Exercise brief —
Identify each line containing the word "profit" and copy it.

start Dataset rows

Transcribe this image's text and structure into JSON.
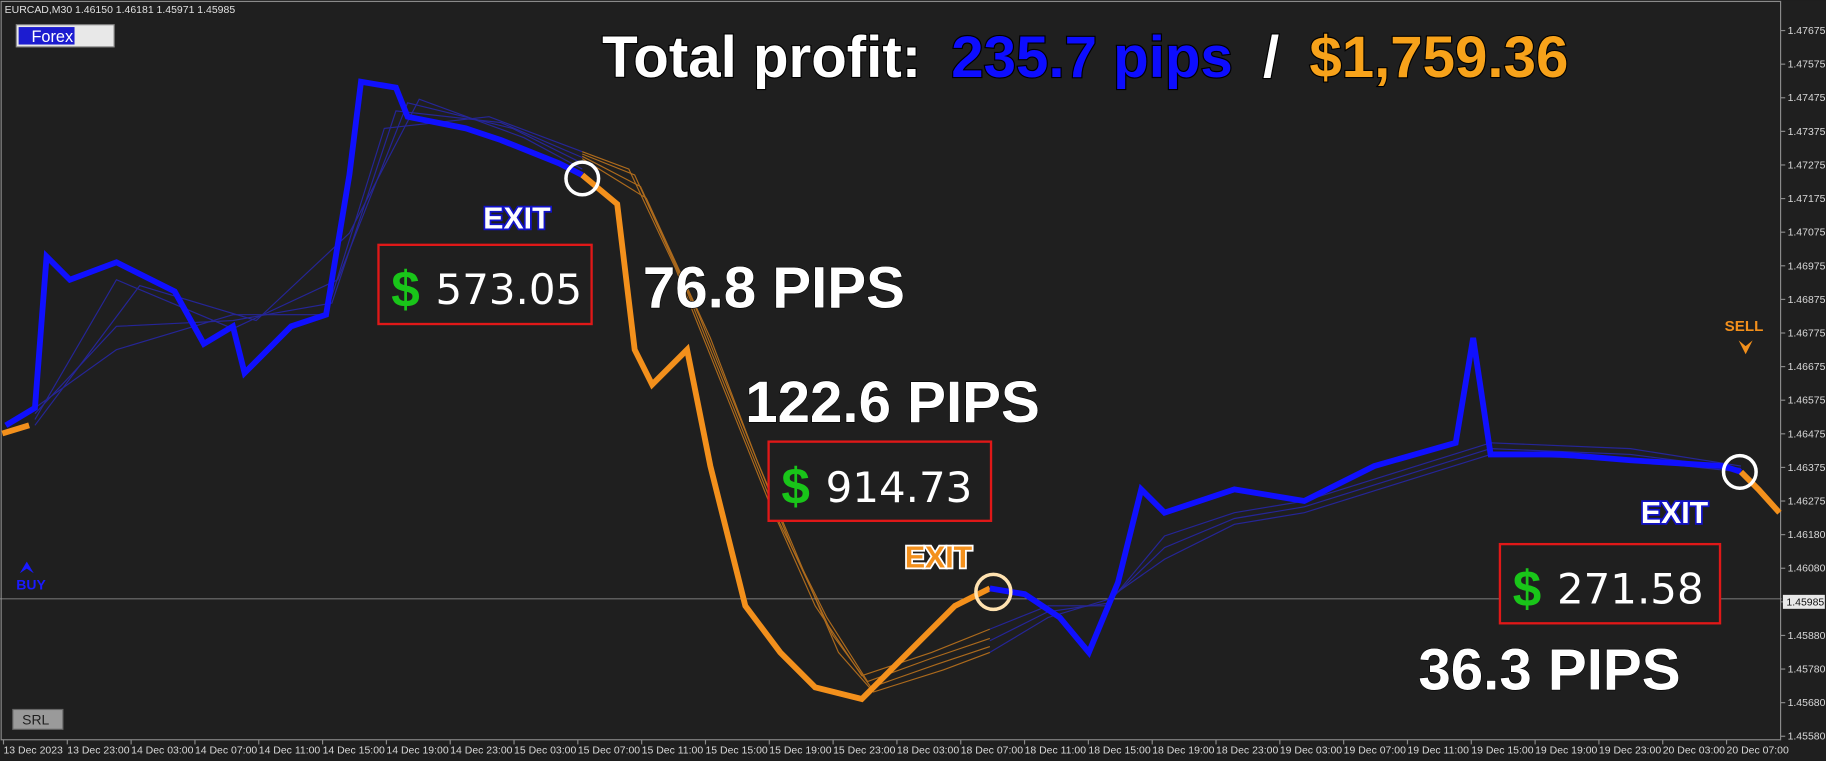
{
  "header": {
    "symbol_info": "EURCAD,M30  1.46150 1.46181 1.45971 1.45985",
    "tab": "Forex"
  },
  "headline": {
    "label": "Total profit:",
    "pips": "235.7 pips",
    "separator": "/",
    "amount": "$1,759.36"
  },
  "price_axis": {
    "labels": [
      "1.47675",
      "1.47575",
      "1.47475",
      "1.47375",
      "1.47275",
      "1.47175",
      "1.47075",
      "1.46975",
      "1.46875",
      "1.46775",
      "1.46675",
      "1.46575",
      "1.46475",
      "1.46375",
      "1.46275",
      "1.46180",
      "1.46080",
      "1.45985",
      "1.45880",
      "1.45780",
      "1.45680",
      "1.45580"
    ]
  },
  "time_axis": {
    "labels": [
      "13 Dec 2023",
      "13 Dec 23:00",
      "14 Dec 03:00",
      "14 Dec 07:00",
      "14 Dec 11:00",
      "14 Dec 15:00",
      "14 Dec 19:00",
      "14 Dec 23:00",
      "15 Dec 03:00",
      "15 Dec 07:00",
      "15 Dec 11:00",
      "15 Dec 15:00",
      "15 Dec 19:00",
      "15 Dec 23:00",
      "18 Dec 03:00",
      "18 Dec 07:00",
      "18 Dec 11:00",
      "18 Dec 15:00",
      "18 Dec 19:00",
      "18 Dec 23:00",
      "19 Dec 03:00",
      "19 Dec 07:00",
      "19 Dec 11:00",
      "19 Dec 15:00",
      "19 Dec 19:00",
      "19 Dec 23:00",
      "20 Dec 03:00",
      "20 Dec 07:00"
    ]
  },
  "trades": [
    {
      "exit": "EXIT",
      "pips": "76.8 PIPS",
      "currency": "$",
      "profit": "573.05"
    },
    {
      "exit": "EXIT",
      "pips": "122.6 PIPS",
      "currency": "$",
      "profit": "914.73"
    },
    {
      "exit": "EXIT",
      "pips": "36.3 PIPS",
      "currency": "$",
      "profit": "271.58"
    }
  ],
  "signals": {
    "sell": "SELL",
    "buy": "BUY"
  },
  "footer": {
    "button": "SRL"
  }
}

end Dataset rows

Solution —
    "label": "Total profit:",
      "profit": "573.05"
      "profit": "914.73"
      "profit": "271.58"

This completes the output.